— Start Material for the task —

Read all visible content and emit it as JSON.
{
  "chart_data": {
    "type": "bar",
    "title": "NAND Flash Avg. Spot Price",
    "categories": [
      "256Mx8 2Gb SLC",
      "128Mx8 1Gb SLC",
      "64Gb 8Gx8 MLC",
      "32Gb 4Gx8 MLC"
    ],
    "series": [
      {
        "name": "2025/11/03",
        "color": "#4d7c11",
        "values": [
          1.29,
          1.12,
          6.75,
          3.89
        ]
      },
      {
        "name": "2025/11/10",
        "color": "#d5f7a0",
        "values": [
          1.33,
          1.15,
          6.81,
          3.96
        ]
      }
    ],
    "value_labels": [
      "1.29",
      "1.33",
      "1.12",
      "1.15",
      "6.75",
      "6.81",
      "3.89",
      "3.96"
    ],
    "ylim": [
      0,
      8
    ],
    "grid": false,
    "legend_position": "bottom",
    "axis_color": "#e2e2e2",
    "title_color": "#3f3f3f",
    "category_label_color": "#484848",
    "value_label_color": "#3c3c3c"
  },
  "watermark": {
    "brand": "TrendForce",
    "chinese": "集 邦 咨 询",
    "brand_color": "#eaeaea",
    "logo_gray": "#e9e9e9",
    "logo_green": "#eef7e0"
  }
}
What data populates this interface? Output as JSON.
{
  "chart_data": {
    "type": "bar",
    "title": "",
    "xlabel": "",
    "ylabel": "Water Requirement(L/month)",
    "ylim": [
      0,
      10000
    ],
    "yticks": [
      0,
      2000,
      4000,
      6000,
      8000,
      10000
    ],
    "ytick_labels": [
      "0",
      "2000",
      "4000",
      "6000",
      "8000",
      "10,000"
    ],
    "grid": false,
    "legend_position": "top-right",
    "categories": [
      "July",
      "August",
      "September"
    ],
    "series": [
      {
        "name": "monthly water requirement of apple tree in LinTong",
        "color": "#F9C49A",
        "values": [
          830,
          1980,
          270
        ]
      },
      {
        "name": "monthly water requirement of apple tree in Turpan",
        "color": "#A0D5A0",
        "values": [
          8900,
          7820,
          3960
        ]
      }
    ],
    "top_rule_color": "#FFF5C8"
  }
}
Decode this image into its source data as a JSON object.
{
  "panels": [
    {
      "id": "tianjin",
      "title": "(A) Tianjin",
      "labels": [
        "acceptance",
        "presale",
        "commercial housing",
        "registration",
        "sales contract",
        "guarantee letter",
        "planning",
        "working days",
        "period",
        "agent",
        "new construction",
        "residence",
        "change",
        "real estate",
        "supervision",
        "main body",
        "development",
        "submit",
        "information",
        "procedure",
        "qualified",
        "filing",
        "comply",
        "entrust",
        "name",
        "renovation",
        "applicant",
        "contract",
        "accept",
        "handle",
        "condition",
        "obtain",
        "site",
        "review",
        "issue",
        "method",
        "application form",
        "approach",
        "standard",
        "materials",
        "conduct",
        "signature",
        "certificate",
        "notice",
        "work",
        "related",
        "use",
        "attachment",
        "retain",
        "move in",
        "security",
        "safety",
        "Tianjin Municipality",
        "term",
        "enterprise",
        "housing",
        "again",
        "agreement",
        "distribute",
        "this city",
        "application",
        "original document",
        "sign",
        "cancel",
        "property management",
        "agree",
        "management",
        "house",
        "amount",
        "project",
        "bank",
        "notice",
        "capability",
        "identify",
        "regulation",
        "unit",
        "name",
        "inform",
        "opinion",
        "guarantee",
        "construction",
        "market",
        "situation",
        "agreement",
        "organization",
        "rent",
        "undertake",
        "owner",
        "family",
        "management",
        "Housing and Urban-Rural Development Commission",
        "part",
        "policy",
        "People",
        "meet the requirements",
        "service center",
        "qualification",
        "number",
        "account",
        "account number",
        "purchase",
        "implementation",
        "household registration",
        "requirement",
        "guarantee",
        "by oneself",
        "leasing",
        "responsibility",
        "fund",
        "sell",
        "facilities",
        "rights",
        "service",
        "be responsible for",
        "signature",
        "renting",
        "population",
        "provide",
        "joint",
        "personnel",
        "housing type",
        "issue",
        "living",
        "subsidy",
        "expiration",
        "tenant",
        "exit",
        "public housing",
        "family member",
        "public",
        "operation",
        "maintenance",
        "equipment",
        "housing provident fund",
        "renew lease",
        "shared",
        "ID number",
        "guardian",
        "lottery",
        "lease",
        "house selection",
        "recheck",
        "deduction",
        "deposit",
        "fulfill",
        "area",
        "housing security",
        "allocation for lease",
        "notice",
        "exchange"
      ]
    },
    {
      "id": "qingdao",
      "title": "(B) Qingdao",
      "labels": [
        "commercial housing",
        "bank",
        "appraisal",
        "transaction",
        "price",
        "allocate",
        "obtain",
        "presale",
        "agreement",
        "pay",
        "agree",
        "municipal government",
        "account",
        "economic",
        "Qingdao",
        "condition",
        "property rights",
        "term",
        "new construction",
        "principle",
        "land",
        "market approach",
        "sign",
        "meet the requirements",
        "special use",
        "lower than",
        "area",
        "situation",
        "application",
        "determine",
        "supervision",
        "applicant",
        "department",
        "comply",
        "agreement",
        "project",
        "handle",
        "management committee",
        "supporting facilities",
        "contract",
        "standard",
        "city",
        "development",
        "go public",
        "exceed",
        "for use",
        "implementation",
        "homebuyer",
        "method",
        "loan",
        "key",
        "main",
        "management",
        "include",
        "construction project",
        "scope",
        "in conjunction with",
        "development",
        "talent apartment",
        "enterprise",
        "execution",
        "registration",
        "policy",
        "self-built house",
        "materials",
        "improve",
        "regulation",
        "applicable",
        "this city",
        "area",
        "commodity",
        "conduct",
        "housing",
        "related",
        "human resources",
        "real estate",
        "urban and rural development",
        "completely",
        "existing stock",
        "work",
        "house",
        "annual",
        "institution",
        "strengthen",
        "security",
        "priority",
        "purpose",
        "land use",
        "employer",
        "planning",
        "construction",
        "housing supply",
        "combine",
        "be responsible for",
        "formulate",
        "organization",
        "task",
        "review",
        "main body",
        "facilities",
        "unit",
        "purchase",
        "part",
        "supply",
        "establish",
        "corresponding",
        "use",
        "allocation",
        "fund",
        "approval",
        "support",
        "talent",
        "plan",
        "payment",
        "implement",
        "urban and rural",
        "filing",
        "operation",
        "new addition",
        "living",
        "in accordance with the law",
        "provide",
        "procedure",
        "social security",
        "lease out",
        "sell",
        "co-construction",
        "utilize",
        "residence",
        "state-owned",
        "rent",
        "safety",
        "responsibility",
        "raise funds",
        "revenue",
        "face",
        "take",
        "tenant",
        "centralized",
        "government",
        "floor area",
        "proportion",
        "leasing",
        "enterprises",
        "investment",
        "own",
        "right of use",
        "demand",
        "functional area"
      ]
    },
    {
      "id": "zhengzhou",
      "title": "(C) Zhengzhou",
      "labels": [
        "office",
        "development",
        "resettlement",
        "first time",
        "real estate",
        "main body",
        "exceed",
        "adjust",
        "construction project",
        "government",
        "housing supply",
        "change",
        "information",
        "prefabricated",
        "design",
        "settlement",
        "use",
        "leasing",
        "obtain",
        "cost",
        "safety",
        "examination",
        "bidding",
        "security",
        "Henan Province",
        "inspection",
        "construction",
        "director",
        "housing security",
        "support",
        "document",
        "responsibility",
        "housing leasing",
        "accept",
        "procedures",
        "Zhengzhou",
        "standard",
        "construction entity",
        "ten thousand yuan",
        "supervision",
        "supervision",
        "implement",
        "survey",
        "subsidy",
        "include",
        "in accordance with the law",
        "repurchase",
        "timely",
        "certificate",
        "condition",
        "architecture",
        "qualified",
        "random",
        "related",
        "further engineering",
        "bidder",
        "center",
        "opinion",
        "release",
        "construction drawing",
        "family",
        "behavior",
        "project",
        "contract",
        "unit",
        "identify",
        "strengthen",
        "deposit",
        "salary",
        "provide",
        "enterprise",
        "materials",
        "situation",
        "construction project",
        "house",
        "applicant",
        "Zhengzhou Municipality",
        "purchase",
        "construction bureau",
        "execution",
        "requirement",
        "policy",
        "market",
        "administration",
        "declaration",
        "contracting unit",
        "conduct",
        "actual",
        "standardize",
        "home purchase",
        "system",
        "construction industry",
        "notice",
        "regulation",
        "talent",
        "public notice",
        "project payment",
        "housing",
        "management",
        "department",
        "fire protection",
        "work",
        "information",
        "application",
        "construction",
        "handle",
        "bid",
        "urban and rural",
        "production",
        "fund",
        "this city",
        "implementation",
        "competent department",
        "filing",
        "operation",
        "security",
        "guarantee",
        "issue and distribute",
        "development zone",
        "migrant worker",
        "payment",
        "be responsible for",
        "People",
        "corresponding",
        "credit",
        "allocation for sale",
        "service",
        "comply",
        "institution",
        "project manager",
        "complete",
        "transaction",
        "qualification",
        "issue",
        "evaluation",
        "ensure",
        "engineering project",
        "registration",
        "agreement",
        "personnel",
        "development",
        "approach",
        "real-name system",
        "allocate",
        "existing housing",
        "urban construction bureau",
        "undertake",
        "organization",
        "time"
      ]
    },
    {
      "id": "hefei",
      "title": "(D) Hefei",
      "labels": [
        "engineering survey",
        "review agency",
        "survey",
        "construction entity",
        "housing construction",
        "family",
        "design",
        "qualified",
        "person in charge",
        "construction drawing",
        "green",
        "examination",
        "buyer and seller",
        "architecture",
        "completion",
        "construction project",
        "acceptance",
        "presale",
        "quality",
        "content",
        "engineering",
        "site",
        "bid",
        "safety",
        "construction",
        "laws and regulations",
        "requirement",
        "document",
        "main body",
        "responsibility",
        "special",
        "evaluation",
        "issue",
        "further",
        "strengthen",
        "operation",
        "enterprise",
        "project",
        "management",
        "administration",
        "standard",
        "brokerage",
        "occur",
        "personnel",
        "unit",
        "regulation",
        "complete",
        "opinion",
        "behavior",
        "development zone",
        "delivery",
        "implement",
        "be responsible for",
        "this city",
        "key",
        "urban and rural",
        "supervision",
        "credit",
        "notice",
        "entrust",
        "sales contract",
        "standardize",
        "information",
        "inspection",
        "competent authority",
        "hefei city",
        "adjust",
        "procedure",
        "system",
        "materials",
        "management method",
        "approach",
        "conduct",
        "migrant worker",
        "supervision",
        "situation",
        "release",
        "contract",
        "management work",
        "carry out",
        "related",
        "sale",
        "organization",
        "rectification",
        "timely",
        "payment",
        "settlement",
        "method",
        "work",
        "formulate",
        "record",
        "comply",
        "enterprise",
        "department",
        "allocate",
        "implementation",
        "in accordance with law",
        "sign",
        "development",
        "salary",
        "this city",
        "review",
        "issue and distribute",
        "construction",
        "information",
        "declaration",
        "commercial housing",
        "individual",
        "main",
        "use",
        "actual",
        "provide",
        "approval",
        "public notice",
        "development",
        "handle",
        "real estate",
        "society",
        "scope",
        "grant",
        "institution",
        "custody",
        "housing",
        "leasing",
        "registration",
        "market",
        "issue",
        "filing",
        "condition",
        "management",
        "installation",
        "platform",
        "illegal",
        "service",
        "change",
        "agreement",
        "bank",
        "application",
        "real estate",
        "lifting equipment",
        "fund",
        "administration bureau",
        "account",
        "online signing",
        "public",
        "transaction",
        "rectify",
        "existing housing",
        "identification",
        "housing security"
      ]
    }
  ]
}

— End Material for the task —

Problem description: Extract every line containing the string "with" from the material.

Solution to this task:
        "in conjunction with",
        "in accordance with the law",
        "in accordance with the law",
        "in accordance with law",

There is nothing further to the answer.